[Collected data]
-- begin --

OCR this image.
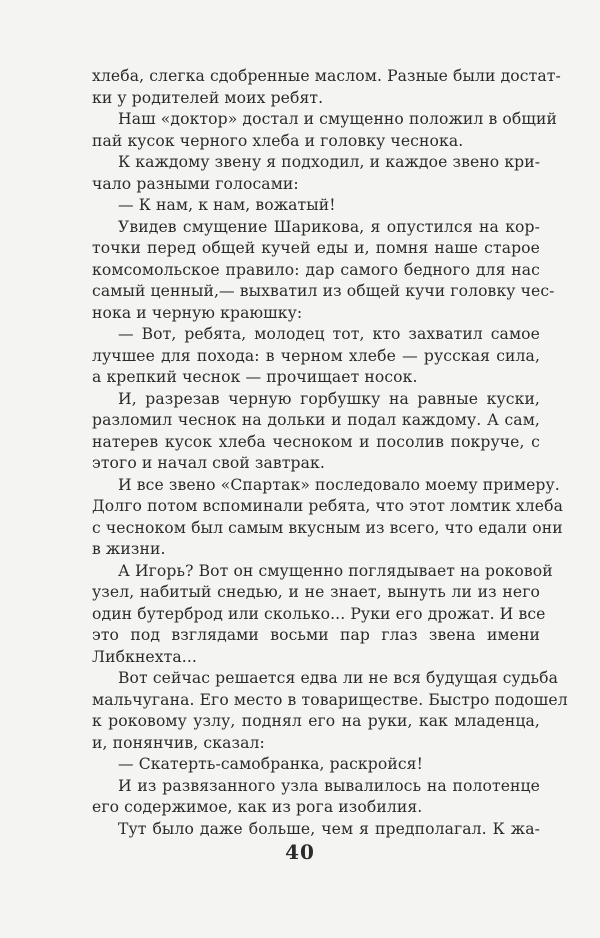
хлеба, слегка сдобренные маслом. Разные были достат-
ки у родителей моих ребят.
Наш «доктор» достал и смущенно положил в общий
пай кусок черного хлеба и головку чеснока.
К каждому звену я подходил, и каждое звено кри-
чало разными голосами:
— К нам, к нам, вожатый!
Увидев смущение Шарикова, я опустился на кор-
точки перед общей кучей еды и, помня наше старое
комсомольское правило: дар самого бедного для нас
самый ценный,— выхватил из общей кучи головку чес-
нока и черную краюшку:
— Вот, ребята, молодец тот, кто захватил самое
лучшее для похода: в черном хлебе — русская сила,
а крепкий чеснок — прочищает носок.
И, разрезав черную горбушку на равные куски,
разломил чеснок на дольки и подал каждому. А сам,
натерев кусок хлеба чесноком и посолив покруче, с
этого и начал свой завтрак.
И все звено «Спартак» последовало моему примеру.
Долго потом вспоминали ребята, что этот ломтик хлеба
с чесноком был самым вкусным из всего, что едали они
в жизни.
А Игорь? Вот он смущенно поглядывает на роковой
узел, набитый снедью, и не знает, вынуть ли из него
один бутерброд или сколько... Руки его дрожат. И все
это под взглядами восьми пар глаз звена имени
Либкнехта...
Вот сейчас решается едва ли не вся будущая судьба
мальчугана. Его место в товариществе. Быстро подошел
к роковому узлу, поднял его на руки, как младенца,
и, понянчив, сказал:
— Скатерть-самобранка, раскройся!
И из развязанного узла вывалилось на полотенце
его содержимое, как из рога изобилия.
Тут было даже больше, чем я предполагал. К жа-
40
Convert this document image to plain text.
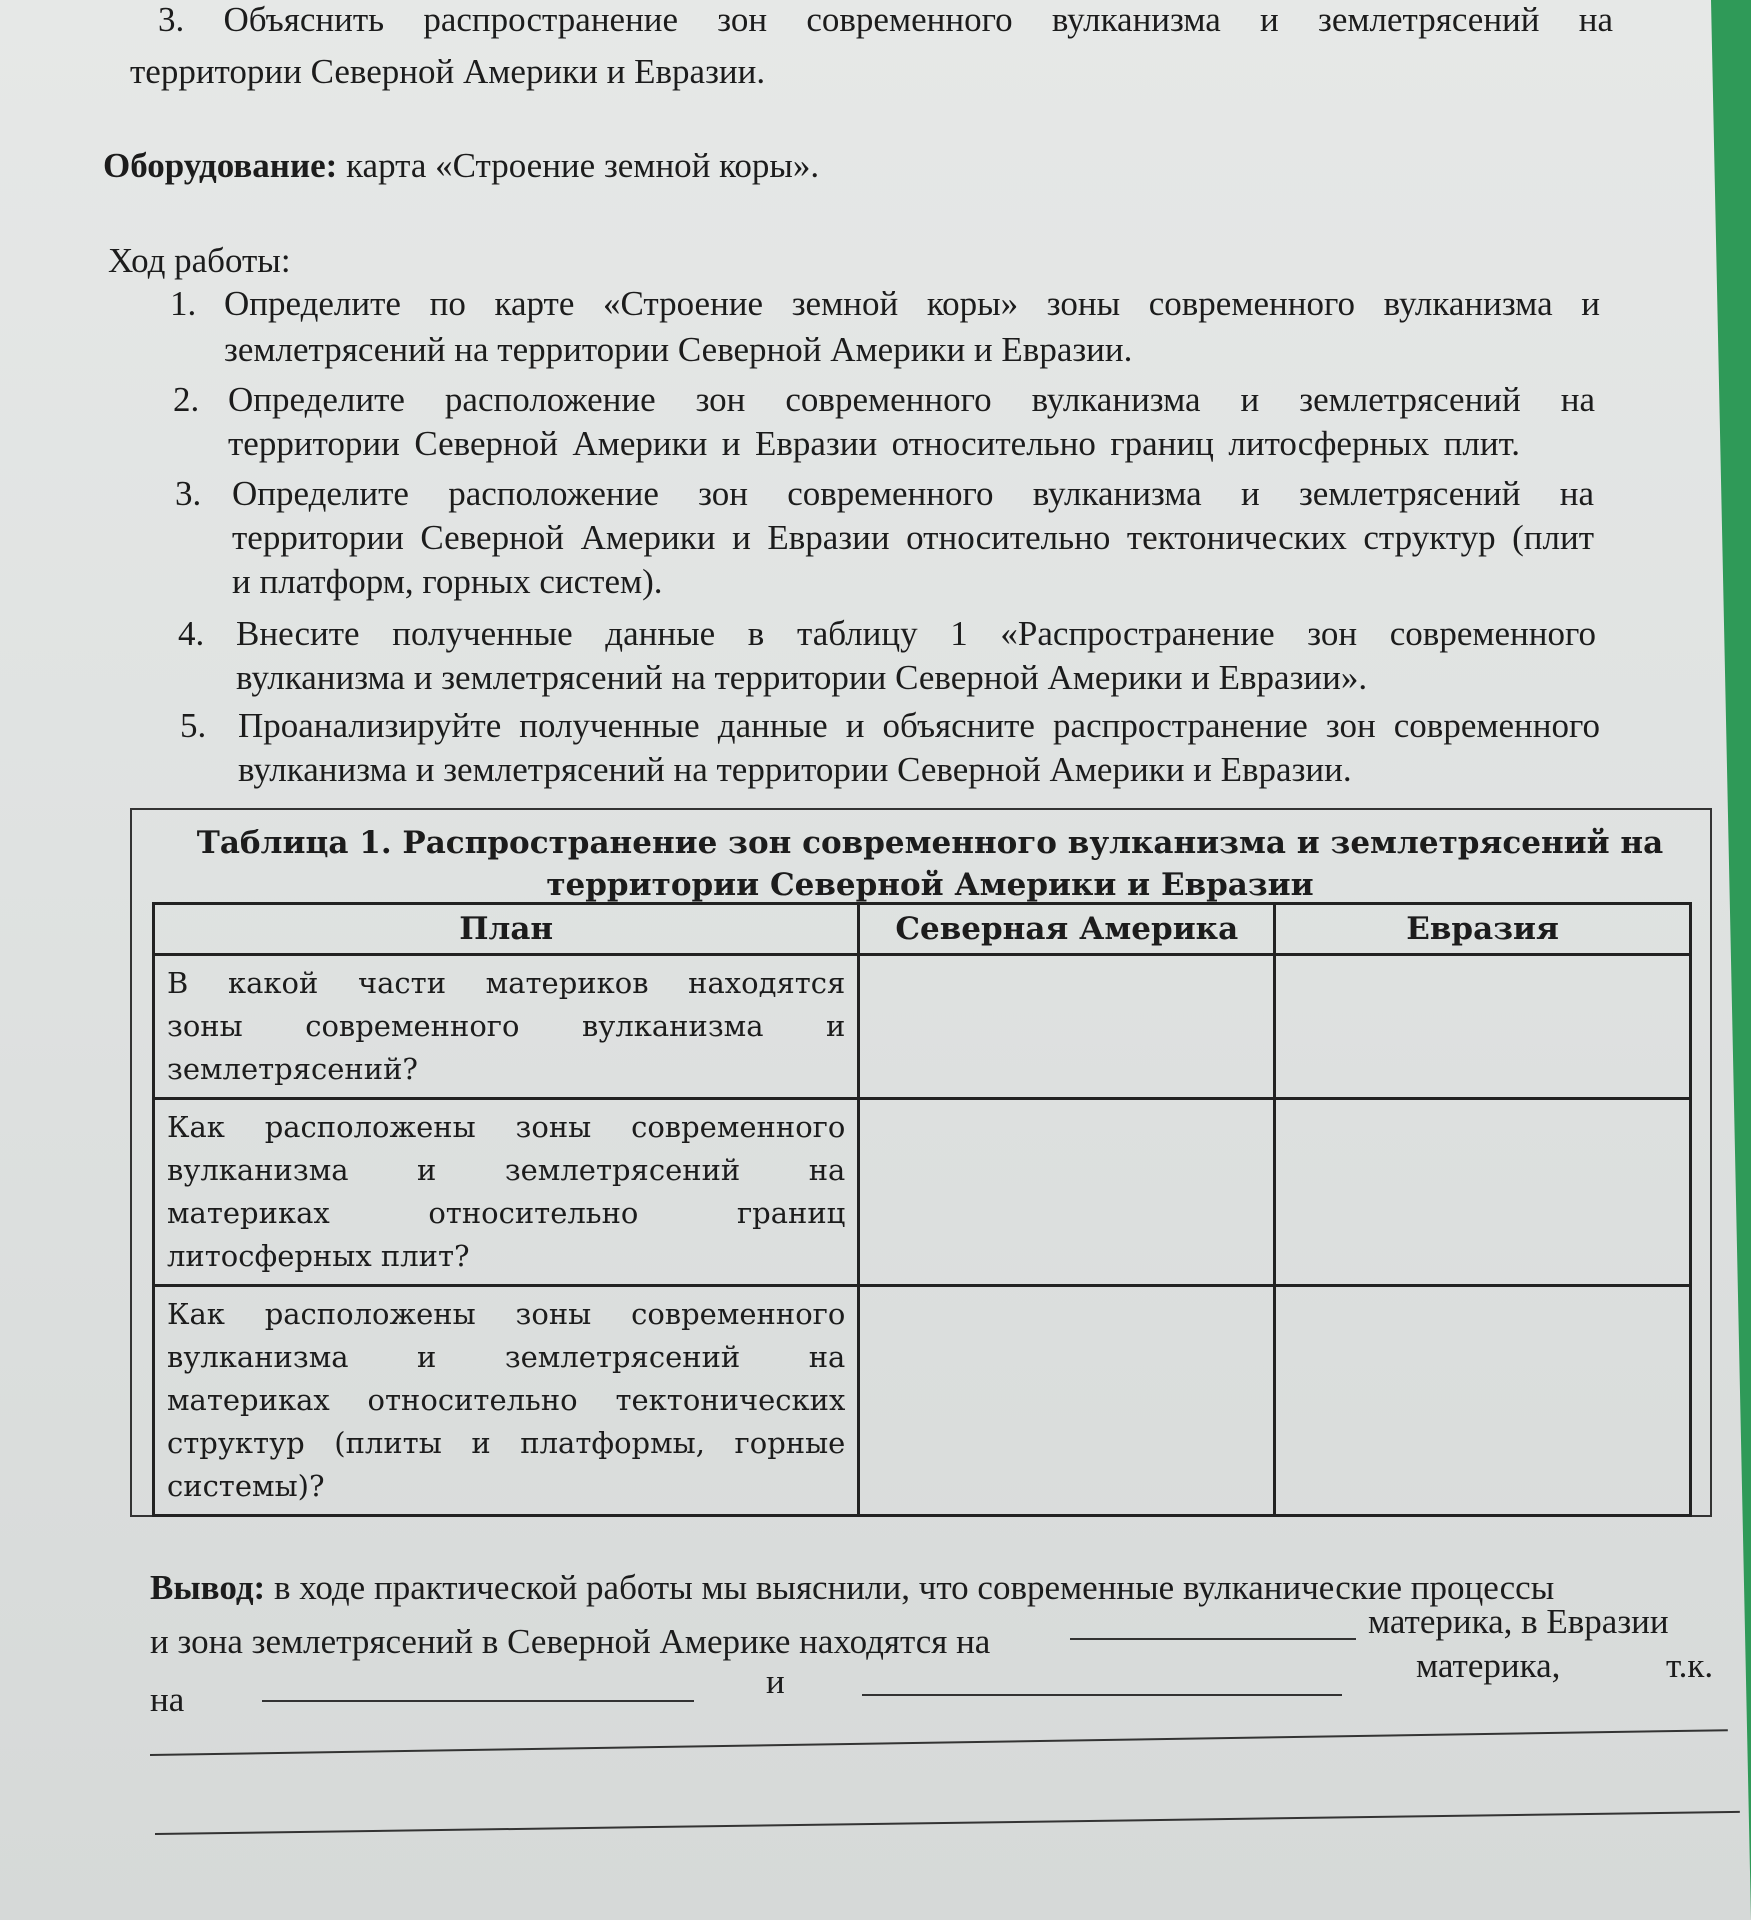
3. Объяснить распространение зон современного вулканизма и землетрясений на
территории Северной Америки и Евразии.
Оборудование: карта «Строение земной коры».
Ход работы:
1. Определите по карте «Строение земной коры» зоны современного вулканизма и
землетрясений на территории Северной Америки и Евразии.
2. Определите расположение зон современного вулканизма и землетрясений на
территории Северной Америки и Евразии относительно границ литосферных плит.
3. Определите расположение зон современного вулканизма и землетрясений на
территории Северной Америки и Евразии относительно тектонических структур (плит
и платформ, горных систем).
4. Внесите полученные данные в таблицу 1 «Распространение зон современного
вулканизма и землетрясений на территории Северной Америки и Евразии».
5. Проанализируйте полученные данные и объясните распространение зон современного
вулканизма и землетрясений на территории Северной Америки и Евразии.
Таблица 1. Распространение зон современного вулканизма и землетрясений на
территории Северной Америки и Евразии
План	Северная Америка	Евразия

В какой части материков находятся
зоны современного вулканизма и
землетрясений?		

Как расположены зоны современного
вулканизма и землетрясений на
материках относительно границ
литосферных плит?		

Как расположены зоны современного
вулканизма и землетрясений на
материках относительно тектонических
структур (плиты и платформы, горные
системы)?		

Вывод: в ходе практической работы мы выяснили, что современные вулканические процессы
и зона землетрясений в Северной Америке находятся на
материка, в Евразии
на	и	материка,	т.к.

-- end --

→ **Short task**
Look through the material and say how many lines hold "черную". Give the number only.

→ **Complete response**
2